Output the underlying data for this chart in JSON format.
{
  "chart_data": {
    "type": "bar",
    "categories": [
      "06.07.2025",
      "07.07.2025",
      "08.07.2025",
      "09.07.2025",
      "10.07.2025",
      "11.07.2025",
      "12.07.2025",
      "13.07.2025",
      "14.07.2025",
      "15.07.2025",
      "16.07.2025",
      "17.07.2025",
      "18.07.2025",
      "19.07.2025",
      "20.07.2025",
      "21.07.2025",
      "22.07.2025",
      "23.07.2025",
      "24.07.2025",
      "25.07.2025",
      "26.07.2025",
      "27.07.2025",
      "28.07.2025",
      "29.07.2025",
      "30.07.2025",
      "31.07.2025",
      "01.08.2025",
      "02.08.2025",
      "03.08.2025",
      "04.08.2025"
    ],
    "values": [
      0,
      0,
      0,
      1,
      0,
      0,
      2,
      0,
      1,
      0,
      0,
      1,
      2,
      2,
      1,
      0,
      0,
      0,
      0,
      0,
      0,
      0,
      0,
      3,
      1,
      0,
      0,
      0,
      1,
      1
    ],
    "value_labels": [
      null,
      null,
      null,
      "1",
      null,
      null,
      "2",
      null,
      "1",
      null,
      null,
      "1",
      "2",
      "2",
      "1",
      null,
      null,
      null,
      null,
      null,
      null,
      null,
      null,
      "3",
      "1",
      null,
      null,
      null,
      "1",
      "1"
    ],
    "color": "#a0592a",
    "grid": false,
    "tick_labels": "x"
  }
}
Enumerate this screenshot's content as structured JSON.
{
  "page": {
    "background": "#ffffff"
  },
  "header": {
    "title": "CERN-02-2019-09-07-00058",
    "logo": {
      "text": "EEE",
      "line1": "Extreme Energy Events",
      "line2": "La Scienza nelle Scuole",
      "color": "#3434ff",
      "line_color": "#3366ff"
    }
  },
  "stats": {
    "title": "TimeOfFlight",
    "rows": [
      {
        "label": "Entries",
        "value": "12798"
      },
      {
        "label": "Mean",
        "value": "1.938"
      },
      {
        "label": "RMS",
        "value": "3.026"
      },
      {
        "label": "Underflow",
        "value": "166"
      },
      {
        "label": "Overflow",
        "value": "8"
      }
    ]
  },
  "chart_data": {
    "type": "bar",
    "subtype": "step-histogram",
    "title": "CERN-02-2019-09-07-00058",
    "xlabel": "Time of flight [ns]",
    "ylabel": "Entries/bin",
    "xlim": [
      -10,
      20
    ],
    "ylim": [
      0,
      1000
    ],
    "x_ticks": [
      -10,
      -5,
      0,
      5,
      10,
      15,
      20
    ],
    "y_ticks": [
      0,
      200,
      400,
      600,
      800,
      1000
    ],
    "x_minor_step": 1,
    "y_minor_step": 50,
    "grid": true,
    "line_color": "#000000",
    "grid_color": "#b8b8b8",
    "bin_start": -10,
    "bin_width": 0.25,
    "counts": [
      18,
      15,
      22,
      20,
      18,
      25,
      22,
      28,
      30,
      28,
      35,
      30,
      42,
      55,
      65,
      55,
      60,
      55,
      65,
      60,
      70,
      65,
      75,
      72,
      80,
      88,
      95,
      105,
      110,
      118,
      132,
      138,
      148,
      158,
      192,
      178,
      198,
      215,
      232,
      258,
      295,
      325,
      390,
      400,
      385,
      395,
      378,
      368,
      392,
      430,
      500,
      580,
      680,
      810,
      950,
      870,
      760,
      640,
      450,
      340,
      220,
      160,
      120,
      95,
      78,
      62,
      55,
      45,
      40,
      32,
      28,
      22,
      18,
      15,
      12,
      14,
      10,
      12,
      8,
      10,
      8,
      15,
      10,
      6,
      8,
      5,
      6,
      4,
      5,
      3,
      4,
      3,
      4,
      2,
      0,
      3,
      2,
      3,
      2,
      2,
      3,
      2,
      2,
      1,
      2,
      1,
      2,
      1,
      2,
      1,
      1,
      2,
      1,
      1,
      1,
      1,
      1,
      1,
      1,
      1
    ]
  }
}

__________

Every entry must be output again, exactly as written above.

> Answer to this problem
Output the underlying data for this chart in JSON format.
{
  "chart_data": {
    "type": "bar",
    "categories": [
      "06.07.2025",
      "07.07.2025",
      "08.07.2025",
      "09.07.2025",
      "10.07.2025",
      "11.07.2025",
      "12.07.2025",
      "13.07.2025",
      "14.07.2025",
      "15.07.2025",
      "16.07.2025",
      "17.07.2025",
      "18.07.2025",
      "19.07.2025",
      "20.07.2025",
      "21.07.2025",
      "22.07.2025",
      "23.07.2025",
      "24.07.2025",
      "25.07.2025",
      "26.07.2025",
      "27.07.2025",
      "28.07.2025",
      "29.07.2025",
      "30.07.2025",
      "31.07.2025",
      "01.08.2025",
      "02.08.2025",
      "03.08.2025",
      "04.08.2025"
    ],
    "values": [
      0,
      0,
      0,
      1,
      0,
      0,
      2,
      0,
      1,
      0,
      0,
      1,
      2,
      2,
      1,
      0,
      0,
      0,
      0,
      0,
      0,
      0,
      0,
      3,
      1,
      0,
      0,
      0,
      1,
      1
    ],
    "value_labels": [
      null,
      null,
      null,
      "1",
      null,
      null,
      "2",
      null,
      "1",
      null,
      null,
      "1",
      "2",
      "2",
      "1",
      null,
      null,
      null,
      null,
      null,
      null,
      null,
      null,
      "3",
      "1",
      null,
      null,
      null,
      "1",
      "1"
    ],
    "color": "#a0592a",
    "grid": false,
    "tick_labels": "x"
  }
}
Enumerate this screenshot's content as structured JSON.
{
  "page": {
    "background": "#ffffff"
  },
  "header": {
    "title": "CERN-02-2019-09-07-00058",
    "logo": {
      "text": "EEE",
      "line1": "Extreme Energy Events",
      "line2": "La Scienza nelle Scuole",
      "color": "#3434ff",
      "line_color": "#3366ff"
    }
  },
  "stats": {
    "title": "TimeOfFlight",
    "rows": [
      {
        "label": "Entries",
        "value": "12798"
      },
      {
        "label": "Mean",
        "value": "1.938"
      },
      {
        "label": "RMS",
        "value": "3.026"
      },
      {
        "label": "Underflow",
        "value": "166"
      },
      {
        "label": "Overflow",
        "value": "8"
      }
    ]
  },
  "chart_data": {
    "type": "bar",
    "subtype": "step-histogram",
    "title": "CERN-02-2019-09-07-00058",
    "xlabel": "Time of flight [ns]",
    "ylabel": "Entries/bin",
    "xlim": [
      -10,
      20
    ],
    "ylim": [
      0,
      1000
    ],
    "x_ticks": [
      -10,
      -5,
      0,
      5,
      10,
      15,
      20
    ],
    "y_ticks": [
      0,
      200,
      400,
      600,
      800,
      1000
    ],
    "x_minor_step": 1,
    "y_minor_step": 50,
    "grid": true,
    "line_color": "#000000",
    "grid_color": "#b8b8b8",
    "bin_start": -10,
    "bin_width": 0.25,
    "counts": [
      18,
      15,
      22,
      20,
      18,
      25,
      22,
      28,
      30,
      28,
      35,
      30,
      42,
      55,
      65,
      55,
      60,
      55,
      65,
      60,
      70,
      65,
      75,
      72,
      80,
      88,
      95,
      105,
      110,
      118,
      132,
      138,
      148,
      158,
      192,
      178,
      198,
      215,
      232,
      258,
      295,
      325,
      390,
      400,
      385,
      395,
      378,
      368,
      392,
      430,
      500,
      580,
      680,
      810,
      950,
      870,
      760,
      640,
      450,
      340,
      220,
      160,
      120,
      95,
      78,
      62,
      55,
      45,
      40,
      32,
      28,
      22,
      18,
      15,
      12,
      14,
      10,
      12,
      8,
      10,
      8,
      15,
      10,
      6,
      8,
      5,
      6,
      4,
      5,
      3,
      4,
      3,
      4,
      2,
      0,
      3,
      2,
      3,
      2,
      2,
      3,
      2,
      2,
      1,
      2,
      1,
      2,
      1,
      2,
      1,
      1,
      2,
      1,
      1,
      1,
      1,
      1,
      1,
      1,
      1
    ]
  }
}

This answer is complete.